▸ **To be done**: Please reproduce verbatim the lines of the listing from the line containing "List all visible" to the line containing "currency-badge[interactable] <box>902 5", including both of those lines.

▸ **Data for processing**:
##########
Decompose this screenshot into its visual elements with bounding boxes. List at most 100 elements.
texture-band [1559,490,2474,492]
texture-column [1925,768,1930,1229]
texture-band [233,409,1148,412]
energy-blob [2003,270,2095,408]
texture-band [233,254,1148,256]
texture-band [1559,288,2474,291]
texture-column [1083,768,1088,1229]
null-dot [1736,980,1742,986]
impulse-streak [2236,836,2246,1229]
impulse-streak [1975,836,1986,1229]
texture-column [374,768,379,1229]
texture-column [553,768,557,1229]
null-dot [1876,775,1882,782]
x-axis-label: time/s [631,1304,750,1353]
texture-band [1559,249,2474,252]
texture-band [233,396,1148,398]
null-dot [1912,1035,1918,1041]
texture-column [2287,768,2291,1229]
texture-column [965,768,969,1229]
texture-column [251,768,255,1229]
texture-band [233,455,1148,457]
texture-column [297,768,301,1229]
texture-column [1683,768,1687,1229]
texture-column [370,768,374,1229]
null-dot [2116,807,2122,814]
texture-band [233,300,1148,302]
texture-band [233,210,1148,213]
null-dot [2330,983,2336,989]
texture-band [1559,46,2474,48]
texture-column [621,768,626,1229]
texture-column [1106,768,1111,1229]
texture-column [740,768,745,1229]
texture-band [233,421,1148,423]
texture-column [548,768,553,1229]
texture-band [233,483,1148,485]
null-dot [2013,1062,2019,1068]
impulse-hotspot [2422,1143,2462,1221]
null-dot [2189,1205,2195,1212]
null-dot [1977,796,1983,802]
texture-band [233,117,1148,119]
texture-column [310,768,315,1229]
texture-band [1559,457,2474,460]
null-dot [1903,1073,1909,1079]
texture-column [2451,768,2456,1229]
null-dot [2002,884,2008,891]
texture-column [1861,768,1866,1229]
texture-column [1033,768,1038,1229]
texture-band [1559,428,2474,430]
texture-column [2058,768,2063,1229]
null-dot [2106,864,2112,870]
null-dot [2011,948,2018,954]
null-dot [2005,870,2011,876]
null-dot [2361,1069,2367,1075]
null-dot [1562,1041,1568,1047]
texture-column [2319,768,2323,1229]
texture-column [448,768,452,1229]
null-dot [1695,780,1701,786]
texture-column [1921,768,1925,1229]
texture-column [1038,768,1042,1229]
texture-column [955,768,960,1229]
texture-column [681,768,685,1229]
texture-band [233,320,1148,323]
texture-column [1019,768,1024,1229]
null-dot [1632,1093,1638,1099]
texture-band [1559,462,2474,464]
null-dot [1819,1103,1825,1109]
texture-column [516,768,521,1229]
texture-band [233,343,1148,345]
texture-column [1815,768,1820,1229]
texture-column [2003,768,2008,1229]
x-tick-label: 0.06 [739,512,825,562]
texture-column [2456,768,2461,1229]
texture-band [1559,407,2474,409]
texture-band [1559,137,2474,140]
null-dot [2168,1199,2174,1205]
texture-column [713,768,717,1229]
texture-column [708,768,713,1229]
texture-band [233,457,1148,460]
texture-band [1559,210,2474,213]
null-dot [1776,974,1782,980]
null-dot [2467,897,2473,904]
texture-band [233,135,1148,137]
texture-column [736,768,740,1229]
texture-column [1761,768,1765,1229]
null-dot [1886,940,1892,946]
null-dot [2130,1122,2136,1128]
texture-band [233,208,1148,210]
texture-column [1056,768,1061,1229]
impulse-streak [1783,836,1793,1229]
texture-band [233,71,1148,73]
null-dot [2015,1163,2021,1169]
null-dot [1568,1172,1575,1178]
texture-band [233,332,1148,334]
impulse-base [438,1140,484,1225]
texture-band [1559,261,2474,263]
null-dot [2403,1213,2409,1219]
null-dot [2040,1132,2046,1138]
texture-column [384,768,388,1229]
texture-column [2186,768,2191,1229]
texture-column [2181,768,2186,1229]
##########
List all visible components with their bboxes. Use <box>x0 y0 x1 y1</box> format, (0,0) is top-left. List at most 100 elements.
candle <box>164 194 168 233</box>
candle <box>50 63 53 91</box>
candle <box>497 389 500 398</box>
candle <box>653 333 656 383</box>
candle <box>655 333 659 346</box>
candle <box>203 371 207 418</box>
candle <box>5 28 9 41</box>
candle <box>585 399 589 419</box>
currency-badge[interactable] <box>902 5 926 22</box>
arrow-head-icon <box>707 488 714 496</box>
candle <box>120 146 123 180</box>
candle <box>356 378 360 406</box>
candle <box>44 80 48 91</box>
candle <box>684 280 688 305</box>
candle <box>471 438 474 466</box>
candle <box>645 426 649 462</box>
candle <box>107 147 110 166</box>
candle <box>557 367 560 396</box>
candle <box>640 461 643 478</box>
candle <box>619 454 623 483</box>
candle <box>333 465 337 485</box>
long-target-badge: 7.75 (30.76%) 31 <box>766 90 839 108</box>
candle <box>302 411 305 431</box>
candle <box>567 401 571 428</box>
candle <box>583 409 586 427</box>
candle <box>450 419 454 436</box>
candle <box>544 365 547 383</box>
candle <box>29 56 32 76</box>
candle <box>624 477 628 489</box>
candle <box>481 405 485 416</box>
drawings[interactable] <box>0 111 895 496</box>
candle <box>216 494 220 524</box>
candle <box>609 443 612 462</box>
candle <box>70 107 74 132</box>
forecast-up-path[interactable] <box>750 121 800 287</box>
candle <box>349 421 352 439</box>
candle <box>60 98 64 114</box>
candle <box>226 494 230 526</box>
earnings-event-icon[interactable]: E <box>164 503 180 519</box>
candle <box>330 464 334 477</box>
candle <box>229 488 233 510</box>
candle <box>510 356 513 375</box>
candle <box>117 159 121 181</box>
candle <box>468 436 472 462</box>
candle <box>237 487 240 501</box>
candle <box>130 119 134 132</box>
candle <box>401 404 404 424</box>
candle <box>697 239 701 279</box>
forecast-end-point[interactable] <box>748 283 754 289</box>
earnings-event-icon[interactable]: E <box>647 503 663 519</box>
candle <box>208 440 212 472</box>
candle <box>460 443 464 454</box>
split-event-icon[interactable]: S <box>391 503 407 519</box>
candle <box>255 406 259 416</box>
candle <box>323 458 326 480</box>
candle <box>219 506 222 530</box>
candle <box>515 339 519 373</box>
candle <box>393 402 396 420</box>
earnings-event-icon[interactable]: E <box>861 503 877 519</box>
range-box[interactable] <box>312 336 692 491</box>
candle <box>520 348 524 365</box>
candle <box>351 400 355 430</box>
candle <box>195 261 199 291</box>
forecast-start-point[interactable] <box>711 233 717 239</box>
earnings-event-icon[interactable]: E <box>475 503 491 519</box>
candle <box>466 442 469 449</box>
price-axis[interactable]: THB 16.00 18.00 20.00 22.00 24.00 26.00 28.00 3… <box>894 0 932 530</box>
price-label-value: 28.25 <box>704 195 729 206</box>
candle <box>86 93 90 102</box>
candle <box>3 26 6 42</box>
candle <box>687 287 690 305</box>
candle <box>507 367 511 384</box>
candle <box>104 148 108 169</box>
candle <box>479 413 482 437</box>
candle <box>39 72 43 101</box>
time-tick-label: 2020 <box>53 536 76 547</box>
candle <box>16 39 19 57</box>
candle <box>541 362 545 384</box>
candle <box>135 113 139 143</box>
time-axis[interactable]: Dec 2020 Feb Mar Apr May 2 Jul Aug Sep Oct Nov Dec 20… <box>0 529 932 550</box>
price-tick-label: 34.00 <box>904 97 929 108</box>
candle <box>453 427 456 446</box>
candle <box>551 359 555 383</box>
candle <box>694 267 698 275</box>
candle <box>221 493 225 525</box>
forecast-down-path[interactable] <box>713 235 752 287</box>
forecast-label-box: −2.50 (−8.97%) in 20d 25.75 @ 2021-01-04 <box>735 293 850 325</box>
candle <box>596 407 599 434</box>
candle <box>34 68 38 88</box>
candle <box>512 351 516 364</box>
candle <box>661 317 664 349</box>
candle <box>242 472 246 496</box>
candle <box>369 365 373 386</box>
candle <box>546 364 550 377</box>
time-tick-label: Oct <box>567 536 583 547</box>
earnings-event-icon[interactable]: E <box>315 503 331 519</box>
##########
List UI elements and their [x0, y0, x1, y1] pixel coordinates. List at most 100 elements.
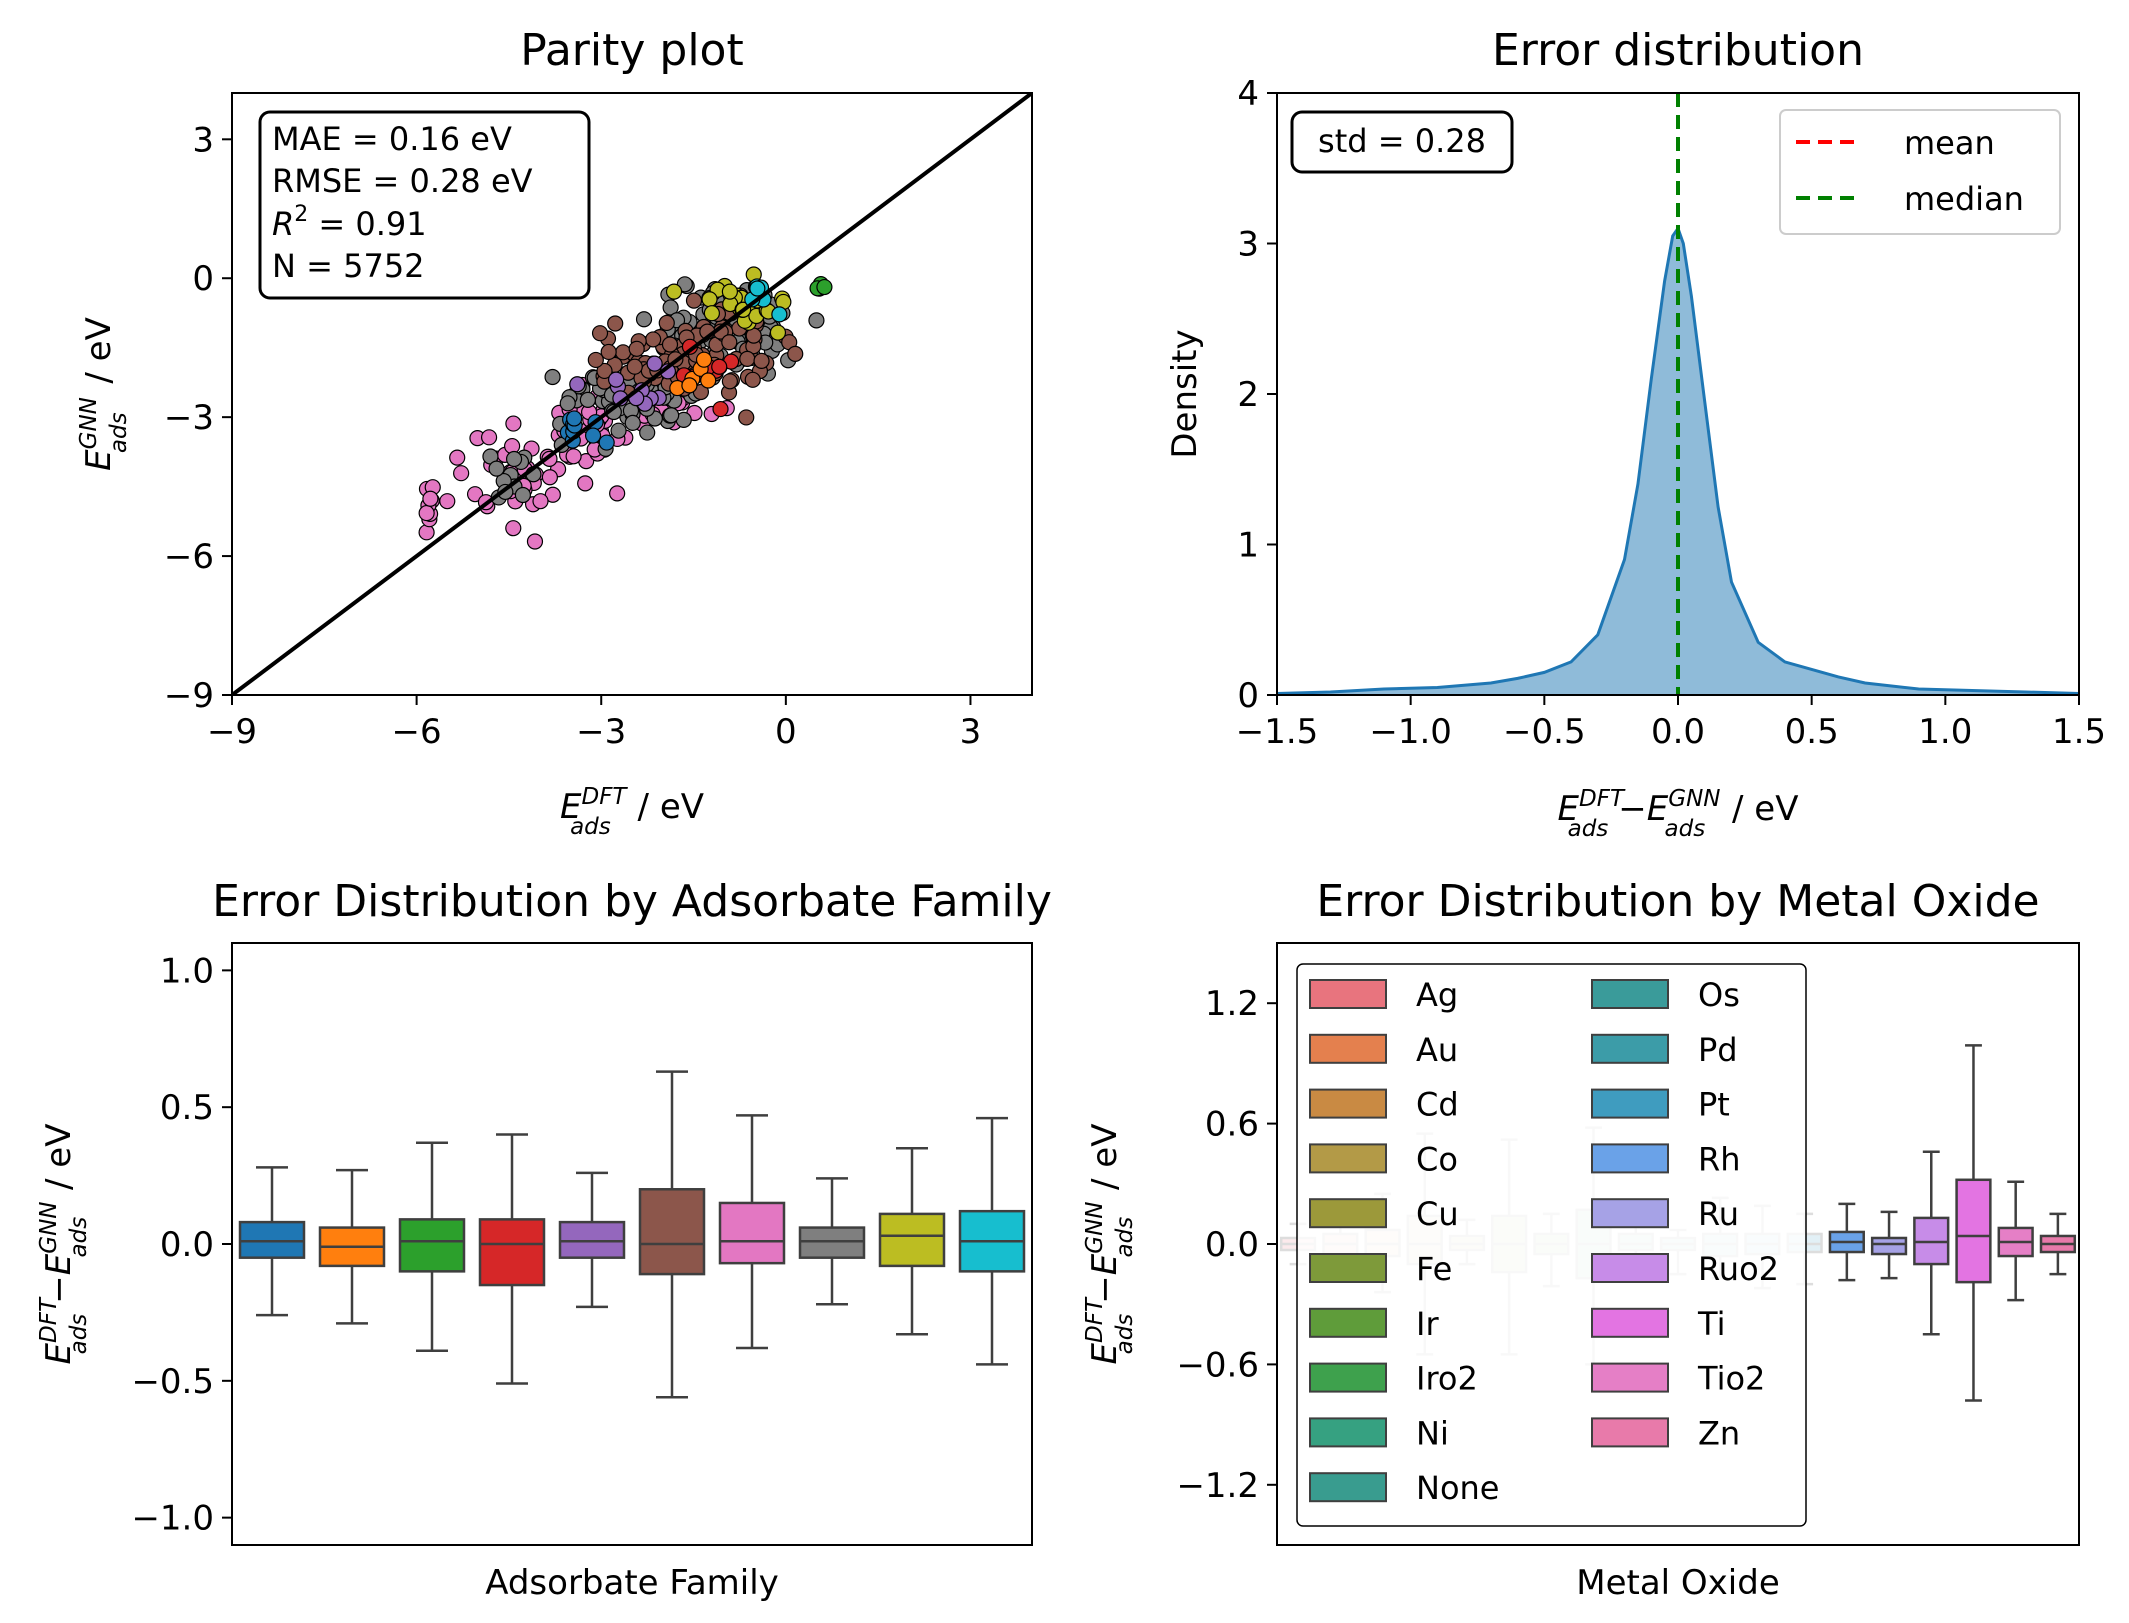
##########
▸ **Problem solution**:
List all visible components with their bboxes. Use <box>x0 y0 x1 y1</box> format, (0,0) is top-left. List at most 100 elements.
candle <box>164 194 168 233</box>
candle <box>50 63 53 91</box>
candle <box>497 389 500 398</box>
candle <box>653 333 656 383</box>
candle <box>655 333 659 346</box>
candle <box>203 371 207 418</box>
candle <box>5 28 9 41</box>
candle <box>585 399 589 419</box>
currency-badge[interactable] <box>902 5 926 22</box>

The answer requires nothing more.